Data excerpts:
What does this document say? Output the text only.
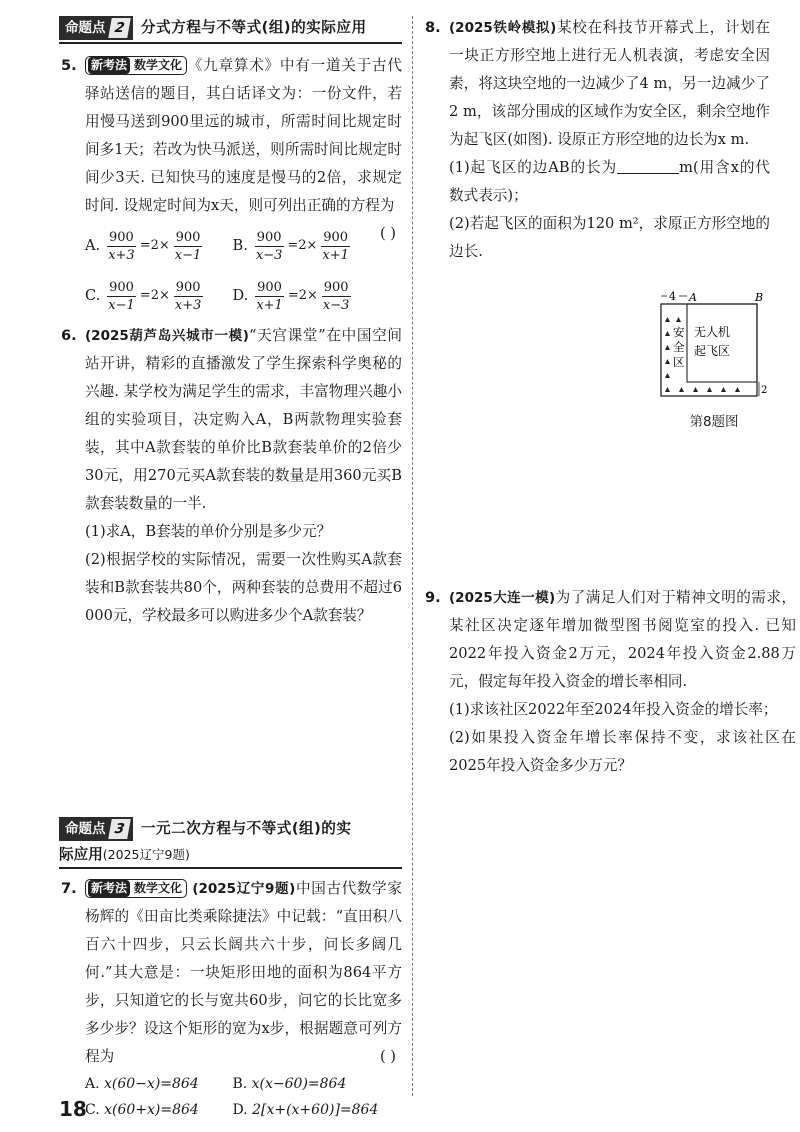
命题点 2	分式方程与不等式(组)的实际应用
5. 新考法 数学文化 《九章算术》中有一道关于古代驿站送信的题目，其白话译文为：一份文件，若用慢马送到900里远的城市，所需时间比规定时间多1天；若改为快马派送，则所需时间比规定时间少3天. 已知快马的速度是慢马的2倍，求规定时间. 设规定时间为x天，则可列出正确的方程为
( )
A. $\frac{900}{x+3} =2\times \frac{900}{x-1} B$. $\frac{900}{x-3} =2\times \frac{900}{x+1}$
C. $\frac{900}{x-1} =2\times \frac{900}{x+3} D$. $\frac{900}{x+1} =2\times \frac{900}{x-3}$
6. (2025葫芦岛兴城市一模)“天宫课堂”在中国空间站开讲，精彩的直播激发了学生探索科学奥秘的兴趣. 某学校为满足学生的需求，丰富物理兴趣小组的实验项目，决定购入A，B两款物理实验套装，其中A款套装的单价比B款套装单价的2倍少30元，用270元买A款套装的数量是用360元买B款套装数量的一半.
(1)求A，B套装的单价分别是多少元？
(2)根据学校的实际情况，需要一次性购买A款套装和B款套装共80个，两种套装的总费用不超过6 000元，学校最多可以购进多少个A款套装？
命题点 3	一元二次方程与不等式(组)的实
际应用(2025辽宁9题)
7. 新考法 数学文化 (2025辽宁9题)中国古代数学家杨辉的《田亩比类乘除捷法》中记载：“直田积八百六十四步，只云长阔共六十步，问长多阔几何.”其大意是：一块矩形田地的面积为864平方步，只知道它的长与宽共60步，问它的长比宽多多少步？设这个矩形的宽为x步，根据题意可列方程为	( )
A. x(60−x)=864	B. x(x−60)=864
C. x(60+x)=864	D. 2[x+(x+60)]=864
8. (2025铁岭模拟)某校在科技节开幕式上，计划在一块正方形空地上进行无人机表演，考虑安全因素，将这块空地的一边减少了4 m，另一边减少了2 m，该部分围成的区域作为安全区，剩余空地作为起飞区(如图). 设原正方形空地的边长为x m.
(1)起飞区的边AB的长为	m(用含x的代数式表示)；
(2)若起飞区的面积为120 m²，求原正方形空地的边长.
4 A	B
安
全
区
无人机
起飞区
2
第8题图
9. (2025大连一模)为了满足人们对于精神文明的需求，某社区决定逐年增加微型图书阅览室的投入. 已知2022年投入资金2万元，2024年投入资金2.88万元，假定每年投入资金的增长率相同.
(1)求该社区2022年至2024年投入资金的增长率；
(2)如果投入资金年增长率保持不变，求该社区在2025年投入资金多少万元？
18
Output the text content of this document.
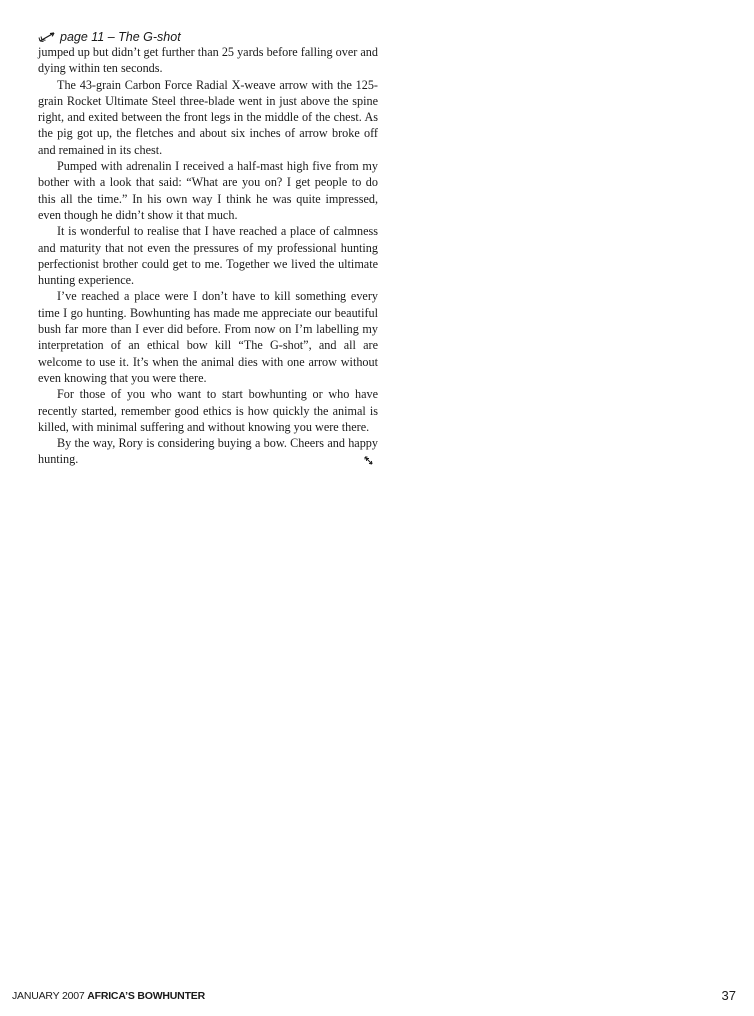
page 11 – The G-shot

jumped up but didn’t get further than 25 yards before falling over and dying within ten seconds.

The 43-grain Carbon Force Radial X-weave arrow with the 125-grain Rocket Ultimate Steel three-blade went in just above the spine right, and exited between the front legs in the middle of the chest. As the pig got up, the fletches and about six inches of arrow broke off and remained in its chest.

Pumped with adrenalin I received a half-mast high five from my bother with a look that said: “What are you on? I get people to do this all the time.” In his own way I think he was quite impressed, even though he didn’t show it that much.

It is wonderful to realise that I have reached a place of calmness and maturity that not even the pressures of my professional hunting perfectionist brother could get to me. Together we lived the ultimate hunting experience.

I’ve reached a place were I don’t have to kill something every time I go hunting. Bowhunting has made me appreciate our beautiful bush far more than I ever did before. From now on I’m labelling my interpretation of an ethical bow kill “The G-shot”, and all are welcome to use it. It’s when the animal dies with one arrow without even knowing that you were there.

For those of you who want to start bowhunting or who have recently started, remember good ethics is how quickly the animal is killed, with minimal suffering and without knowing you were there.

By the way, Rory is considering buying a bow. Cheers and happy hunting.

JANUARY 2007 AFRICA’S BOWHUNTER	37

What is expected: All records above are to be printed exactly, minus the pictures they contain.

Answer for this exercise:
What does this document say? Output the text only.
命题点 2	分式方程与不等式(组)的实际应用
5. 新考法 数学文化 《九章算术》中有一道关于古代驿站送信的题目，其白话译文为：一份文件，若用慢马送到900里远的城市，所需时间比规定时间多1天；若改为快马派送，则所需时间比规定时间少3天. 已知快马的速度是慢马的2倍，求规定时间. 设规定时间为x天，则可列出正确的方程为
( )
A. $\frac{900}{x+3} =2\times \frac{900}{x-1} B$. $\frac{900}{x-3} =2\times \frac{900}{x+1}$
C. $\frac{900}{x-1} =2\times \frac{900}{x+3} D$. $\frac{900}{x+1} =2\times \frac{900}{x-3}$
6. (2025葫芦岛兴城市一模)“天宫课堂”在中国空间站开讲，精彩的直播激发了学生探索科学奥秘的兴趣. 某学校为满足学生的需求，丰富物理兴趣小组的实验项目，决定购入A，B两款物理实验套装，其中A款套装的单价比B款套装单价的2倍少30元，用270元买A款套装的数量是用360元买B款套装数量的一半.
(1)求A，B套装的单价分别是多少元？
(2)根据学校的实际情况，需要一次性购买A款套装和B款套装共80个，两种套装的总费用不超过6 000元，学校最多可以购进多少个A款套装？
命题点 3	一元二次方程与不等式(组)的实
际应用(2025辽宁9题)
7. 新考法 数学文化 (2025辽宁9题)中国古代数学家杨辉的《田亩比类乘除捷法》中记载：“直田积八百六十四步，只云长阔共六十步，问长多阔几何.”其大意是：一块矩形田地的面积为864平方步，只知道它的长与宽共60步，问它的长比宽多多少步？设这个矩形的宽为x步，根据题意可列方程为	( )
A. x(60−x)=864	B. x(x−60)=864
C. x(60+x)=864	D. 2[x+(x+60)]=864
8. (2025铁岭模拟)某校在科技节开幕式上，计划在一块正方形空地上进行无人机表演，考虑安全因素，将这块空地的一边减少了4 m，另一边减少了2 m，该部分围成的区域作为安全区，剩余空地作为起飞区(如图). 设原正方形空地的边长为x m.
(1)起飞区的边AB的长为	m(用含x的代数式表示)；
(2)若起飞区的面积为120 m²，求原正方形空地的边长.
4 A	B
安
全
区
无人机
起飞区
2
第8题图
9. (2025大连一模)为了满足人们对于精神文明的需求，某社区决定逐年增加微型图书阅览室的投入. 已知2022年投入资金2万元，2024年投入资金2.88万元，假定每年投入资金的增长率相同.
(1)求该社区2022年至2024年投入资金的增长率；
(2)如果投入资金年增长率保持不变，求该社区在2025年投入资金多少万元？
18
Output the text content of this document.
page 11 – The G-shot

jumped up but didn’t get further than 25 yards before falling over and dying within ten seconds.

The 43-grain Carbon Force Radial X-weave arrow with the 125-grain Rocket Ultimate Steel three-blade went in just above the spine right, and exited between the front legs in the middle of the chest. As the pig got up, the fletches and about six inches of arrow broke off and remained in its chest.

Pumped with adrenalin I received a half-mast high five from my bother with a look that said: “What are you on? I get people to do this all the time.” In his own way I think he was quite impressed, even though he didn’t show it that much.

It is wonderful to realise that I have reached a place of calmness and maturity that not even the pressures of my professional hunting perfectionist brother could get to me. Together we lived the ultimate hunting experience.

I’ve reached a place were I don’t have to kill something every time I go hunting. Bowhunting has made me appreciate our beautiful bush far more than I ever did before. From now on I’m labelling my interpretation of an ethical bow kill “The G-shot”, and all are welcome to use it. It’s when the animal dies with one arrow without even knowing that you were there.

For those of you who want to start bowhunting or who have recently started, remember good ethics is how quickly the animal is killed, with minimal suffering and without knowing you were there.

By the way, Rory is considering buying a bow. Cheers and happy hunting.

JANUARY 2007 AFRICA’S BOWHUNTER	37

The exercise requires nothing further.